▶ Directive
List the lines of this listing that hold the word "next".
━━━━━ Supplied data ━━━━━
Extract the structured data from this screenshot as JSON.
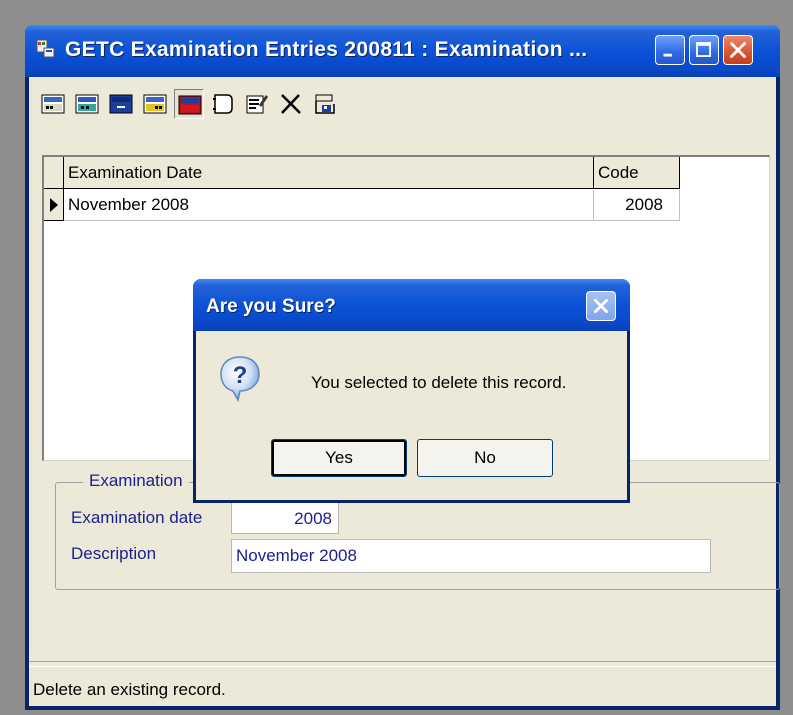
{
  "window": {
    "title": "GETC Examination Entries 200811 : Examination ...",
    "controls": [
      "minimize-icon",
      "maximize-icon",
      "close-icon"
    ]
  },
  "toolbar": {
    "buttons": [
      {
        "name": "first-record",
        "icon": "first-record-icon"
      },
      {
        "name": "previous-record",
        "icon": "previous-record-icon"
      },
      {
        "name": "next-record",
        "icon": "next-record-icon"
      },
      {
        "name": "last-record",
        "icon": "last-record-icon"
      },
      {
        "name": "delete-record",
        "icon": "delete-record-icon",
        "pressed": true
      },
      {
        "name": "new-record",
        "icon": "new-record-icon"
      },
      {
        "name": "edit-record",
        "icon": "edit-record-icon"
      },
      {
        "name": "cancel",
        "icon": "cancel-icon"
      },
      {
        "name": "save",
        "icon": "save-icon"
      }
    ]
  },
  "grid": {
    "columns": [
      "Examination Date",
      "Code"
    ],
    "rows": [
      {
        "examination_date": "November 2008",
        "code": "2008",
        "current": true
      }
    ]
  },
  "form": {
    "group_label": "Examination",
    "date_label": "Examination date",
    "date_value": "2008",
    "description_label": "Description",
    "description_value": "November 2008"
  },
  "status_bar": {
    "text": "Delete an existing record."
  },
  "dialog": {
    "title": "Are you Sure?",
    "message": "You selected to delete this record.",
    "icon": "question-icon",
    "yes_label": "Yes",
    "no_label": "No"
  },
  "colors": {
    "titlebar_blue": "#0b52d8",
    "window_face": "#ece9d8",
    "label_blue": "#1a1f8f",
    "close_red": "#d9532f"
  }
}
━━━━━
▶ Solution to this task
        "name": "next-record",
        "icon": "next-record-icon"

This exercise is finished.